**Instructions to follow**
What follows is a set of entries. Give them again exactly, without the pictures.

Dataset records
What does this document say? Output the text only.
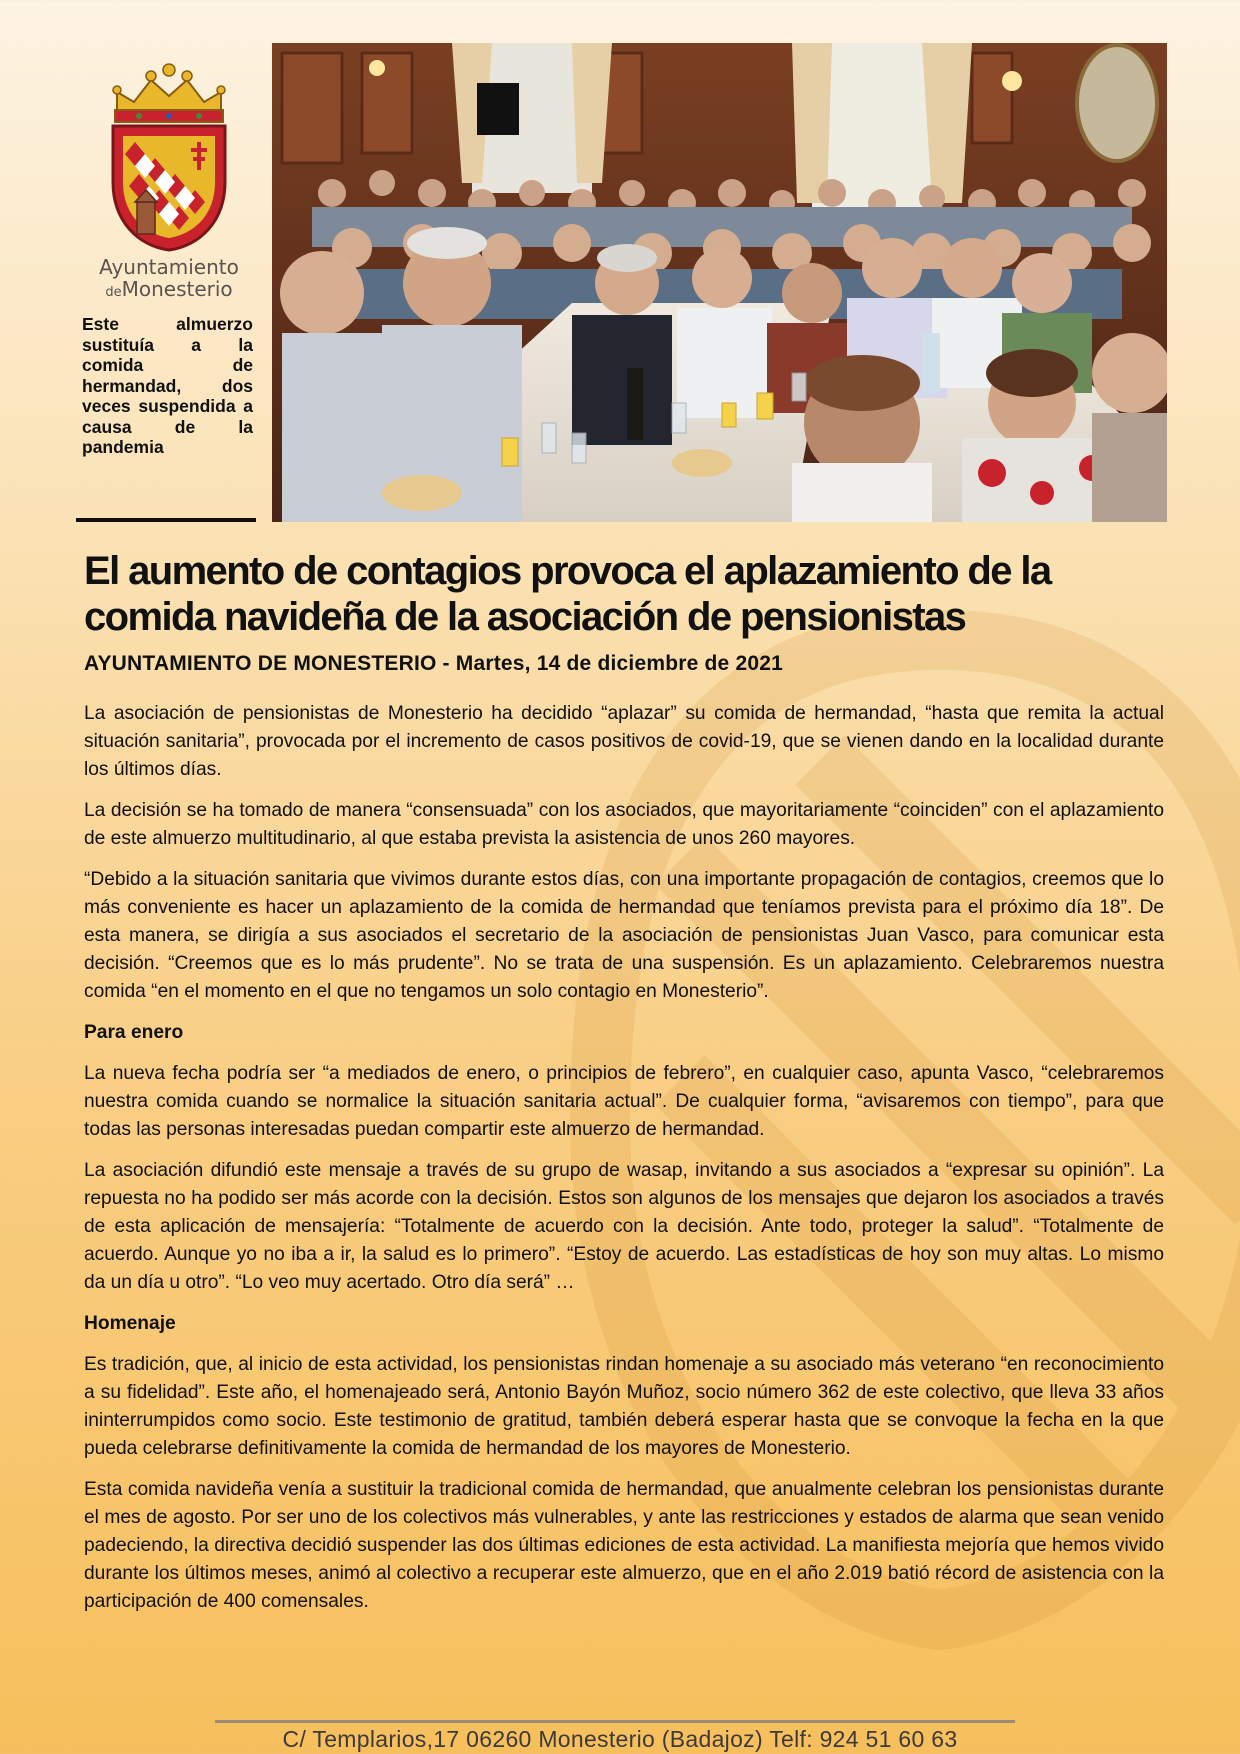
Ayuntamiento
deMonesterio

Este almuerzo sustituía a la comida de hermandad, dos veces suspendida a causa de la pandemia

El aumento de contagios provoca el aplazamiento de la comida navideña de la asociación de pensionistas

AYUNTAMIENTO DE MONESTERIO - Martes, 14 de diciembre de 2021

La asociación de pensionistas de Monesterio ha decidido “aplazar” su comida de hermandad, “hasta que remita la actual situación sanitaria”, provocada por el incremento de casos positivos de covid-19, que se vienen dando en la localidad durante los últimos días.

La decisión se ha tomado de manera “consensuada” con los asociados, que mayoritariamente “coinciden” con el aplazamiento de este almuerzo multitudinario, al que estaba prevista la asistencia de unos 260 mayores.

“Debido a la situación sanitaria que vivimos durante estos días, con una importante propagación de contagios, creemos que lo más conveniente es hacer un aplazamiento de la comida de hermandad que teníamos prevista para el próximo día 18”. De esta manera, se dirigía a sus asociados el secretario de la asociación de pensionistas Juan Vasco, para comunicar esta decisión. “Creemos que es lo más prudente”. No se trata de una suspensión. Es un aplazamiento. Celebraremos nuestra comida “en el momento en el que no tengamos un solo contagio en Monesterio”.

Para enero

La nueva fecha podría ser “a mediados de enero, o principios de febrero”, en cualquier caso, apunta Vasco, “celebraremos nuestra comida cuando se normalice la situación sanitaria actual”. De cualquier forma, “avisaremos con tiempo”, para que todas las personas interesadas puedan compartir este almuerzo de hermandad.

La asociación difundió este mensaje a través de su grupo de wasap, invitando a sus asociados a “expresar su opinión”. La repuesta no ha podido ser más acorde con la decisión. Estos son algunos de los mensajes que dejaron los asociados a través de esta aplicación de mensajería: “Totalmente de acuerdo con la decisión. Ante todo, proteger la salud”. “Totalmente de acuerdo. Aunque yo no iba a ir, la salud es lo primero”. “Estoy de acuerdo. Las estadísticas de hoy son muy altas. Lo mismo da un día u otro”. “Lo veo muy acertado. Otro día será” …

Homenaje

Es tradición, que, al inicio de esta actividad, los pensionistas rindan homenaje a su asociado más veterano “en reconocimiento a su fidelidad”. Este año, el homenajeado será, Antonio Bayón Muñoz, socio número 362 de este colectivo, que lleva 33 años ininterrumpidos como socio. Este testimonio de gratitud, también deberá esperar hasta que se convoque la fecha en la que pueda celebrarse definitivamente la comida de hermandad de los mayores de Monesterio.

Esta comida navideña venía a sustituir la tradicional comida de hermandad, que anualmente celebran los pensionistas durante el mes de agosto. Por ser uno de los colectivos más vulnerables, y ante las restricciones y estados de alarma que sean venido padeciendo, la directiva decidió suspender las dos últimas ediciones de esta actividad. La manifiesta mejoría que hemos vivido durante los últimos meses, animó al colectivo a recuperar este almuerzo, que en el año 2.019 batió récord de asistencia con la participación de 400 comensales.

C/ Templarios,17 06260 Monesterio (Badajoz) Telf: 924 51 60 63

**Expected output**
What does this document say? Output the text only.
Ayuntamiento
deMonesterio

Este almuerzo sustituía a la comida de hermandad, dos veces suspendida a causa de la pandemia

El aumento de contagios provoca el aplazamiento de la comida navideña de la asociación de pensionistas

AYUNTAMIENTO DE MONESTERIO - Martes, 14 de diciembre de 2021

La asociación de pensionistas de Monesterio ha decidido “aplazar” su comida de hermandad, “hasta que remita la actual situación sanitaria”, provocada por el incremento de casos positivos de covid-19, que se vienen dando en la localidad durante los últimos días.

La decisión se ha tomado de manera “consensuada” con los asociados, que mayoritariamente “coinciden” con el aplazamiento de este almuerzo multitudinario, al que estaba prevista la asistencia de unos 260 mayores.

“Debido a la situación sanitaria que vivimos durante estos días, con una importante propagación de contagios, creemos que lo más conveniente es hacer un aplazamiento de la comida de hermandad que teníamos prevista para el próximo día 18”. De esta manera, se dirigía a sus asociados el secretario de la asociación de pensionistas Juan Vasco, para comunicar esta decisión. “Creemos que es lo más prudente”. No se trata de una suspensión. Es un aplazamiento. Celebraremos nuestra comida “en el momento en el que no tengamos un solo contagio en Monesterio”.

Para enero

La nueva fecha podría ser “a mediados de enero, o principios de febrero”, en cualquier caso, apunta Vasco, “celebraremos nuestra comida cuando se normalice la situación sanitaria actual”. De cualquier forma, “avisaremos con tiempo”, para que todas las personas interesadas puedan compartir este almuerzo de hermandad.

La asociación difundió este mensaje a través de su grupo de wasap, invitando a sus asociados a “expresar su opinión”. La repuesta no ha podido ser más acorde con la decisión. Estos son algunos de los mensajes que dejaron los asociados a través de esta aplicación de mensajería: “Totalmente de acuerdo con la decisión. Ante todo, proteger la salud”. “Totalmente de acuerdo. Aunque yo no iba a ir, la salud es lo primero”. “Estoy de acuerdo. Las estadísticas de hoy son muy altas. Lo mismo da un día u otro”. “Lo veo muy acertado. Otro día será” …

Homenaje

Es tradición, que, al inicio de esta actividad, los pensionistas rindan homenaje a su asociado más veterano “en reconocimiento a su fidelidad”. Este año, el homenajeado será, Antonio Bayón Muñoz, socio número 362 de este colectivo, que lleva 33 años ininterrumpidos como socio. Este testimonio de gratitud, también deberá esperar hasta que se convoque la fecha en la que pueda celebrarse definitivamente la comida de hermandad de los mayores de Monesterio.

Esta comida navideña venía a sustituir la tradicional comida de hermandad, que anualmente celebran los pensionistas durante el mes de agosto. Por ser uno de los colectivos más vulnerables, y ante las restricciones y estados de alarma que sean venido padeciendo, la directiva decidió suspender las dos últimas ediciones de esta actividad. La manifiesta mejoría que hemos vivido durante los últimos meses, animó al colectivo a recuperar este almuerzo, que en el año 2.019 batió récord de asistencia con la participación de 400 comensales.

C/ Templarios,17 06260 Monesterio (Badajoz) Telf: 924 51 60 63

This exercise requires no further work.